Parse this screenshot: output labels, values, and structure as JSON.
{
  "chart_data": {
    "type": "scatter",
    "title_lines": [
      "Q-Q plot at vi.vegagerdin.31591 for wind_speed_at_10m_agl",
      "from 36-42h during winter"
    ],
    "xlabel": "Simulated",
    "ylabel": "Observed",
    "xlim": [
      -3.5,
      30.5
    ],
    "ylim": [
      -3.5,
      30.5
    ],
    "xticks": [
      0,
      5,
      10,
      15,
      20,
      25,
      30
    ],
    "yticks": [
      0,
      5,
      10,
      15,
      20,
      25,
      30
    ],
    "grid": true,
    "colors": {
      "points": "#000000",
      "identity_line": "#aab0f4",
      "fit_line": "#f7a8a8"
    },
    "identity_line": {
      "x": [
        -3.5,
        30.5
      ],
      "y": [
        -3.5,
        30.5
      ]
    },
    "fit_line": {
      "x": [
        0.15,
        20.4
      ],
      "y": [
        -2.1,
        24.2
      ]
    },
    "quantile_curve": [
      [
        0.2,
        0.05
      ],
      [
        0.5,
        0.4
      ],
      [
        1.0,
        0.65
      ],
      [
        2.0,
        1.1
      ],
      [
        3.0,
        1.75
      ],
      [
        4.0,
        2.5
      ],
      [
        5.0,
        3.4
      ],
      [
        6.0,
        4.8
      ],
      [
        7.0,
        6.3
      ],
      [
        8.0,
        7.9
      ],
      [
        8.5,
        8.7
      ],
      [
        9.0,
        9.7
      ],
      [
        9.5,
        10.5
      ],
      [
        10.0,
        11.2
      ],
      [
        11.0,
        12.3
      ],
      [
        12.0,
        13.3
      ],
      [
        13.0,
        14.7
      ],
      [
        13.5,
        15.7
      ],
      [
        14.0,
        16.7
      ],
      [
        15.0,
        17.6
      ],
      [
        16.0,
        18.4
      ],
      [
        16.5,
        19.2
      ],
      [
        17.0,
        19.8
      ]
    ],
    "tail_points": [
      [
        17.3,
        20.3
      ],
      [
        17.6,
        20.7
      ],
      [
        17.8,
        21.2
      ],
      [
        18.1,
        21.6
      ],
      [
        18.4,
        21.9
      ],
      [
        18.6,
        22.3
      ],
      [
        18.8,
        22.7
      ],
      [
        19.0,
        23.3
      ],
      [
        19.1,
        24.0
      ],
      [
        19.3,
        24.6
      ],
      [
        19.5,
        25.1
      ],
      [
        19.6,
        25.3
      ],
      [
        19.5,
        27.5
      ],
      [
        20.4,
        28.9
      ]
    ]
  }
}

What is being asked
Write out every entry again, keeping each line exactly the same.

Solution to this task
Parse this screenshot: output labels, values, and structure as JSON.
{
  "chart_data": {
    "type": "scatter",
    "title_lines": [
      "Q-Q plot at vi.vegagerdin.31591 for wind_speed_at_10m_agl",
      "from 36-42h during winter"
    ],
    "xlabel": "Simulated",
    "ylabel": "Observed",
    "xlim": [
      -3.5,
      30.5
    ],
    "ylim": [
      -3.5,
      30.5
    ],
    "xticks": [
      0,
      5,
      10,
      15,
      20,
      25,
      30
    ],
    "yticks": [
      0,
      5,
      10,
      15,
      20,
      25,
      30
    ],
    "grid": true,
    "colors": {
      "points": "#000000",
      "identity_line": "#aab0f4",
      "fit_line": "#f7a8a8"
    },
    "identity_line": {
      "x": [
        -3.5,
        30.5
      ],
      "y": [
        -3.5,
        30.5
      ]
    },
    "fit_line": {
      "x": [
        0.15,
        20.4
      ],
      "y": [
        -2.1,
        24.2
      ]
    },
    "quantile_curve": [
      [
        0.2,
        0.05
      ],
      [
        0.5,
        0.4
      ],
      [
        1.0,
        0.65
      ],
      [
        2.0,
        1.1
      ],
      [
        3.0,
        1.75
      ],
      [
        4.0,
        2.5
      ],
      [
        5.0,
        3.4
      ],
      [
        6.0,
        4.8
      ],
      [
        7.0,
        6.3
      ],
      [
        8.0,
        7.9
      ],
      [
        8.5,
        8.7
      ],
      [
        9.0,
        9.7
      ],
      [
        9.5,
        10.5
      ],
      [
        10.0,
        11.2
      ],
      [
        11.0,
        12.3
      ],
      [
        12.0,
        13.3
      ],
      [
        13.0,
        14.7
      ],
      [
        13.5,
        15.7
      ],
      [
        14.0,
        16.7
      ],
      [
        15.0,
        17.6
      ],
      [
        16.0,
        18.4
      ],
      [
        16.5,
        19.2
      ],
      [
        17.0,
        19.8
      ]
    ],
    "tail_points": [
      [
        17.3,
        20.3
      ],
      [
        17.6,
        20.7
      ],
      [
        17.8,
        21.2
      ],
      [
        18.1,
        21.6
      ],
      [
        18.4,
        21.9
      ],
      [
        18.6,
        22.3
      ],
      [
        18.8,
        22.7
      ],
      [
        19.0,
        23.3
      ],
      [
        19.1,
        24.0
      ],
      [
        19.3,
        24.6
      ],
      [
        19.5,
        25.1
      ],
      [
        19.6,
        25.3
      ],
      [
        19.5,
        27.5
      ],
      [
        20.4,
        28.9
      ]
    ]
  }
}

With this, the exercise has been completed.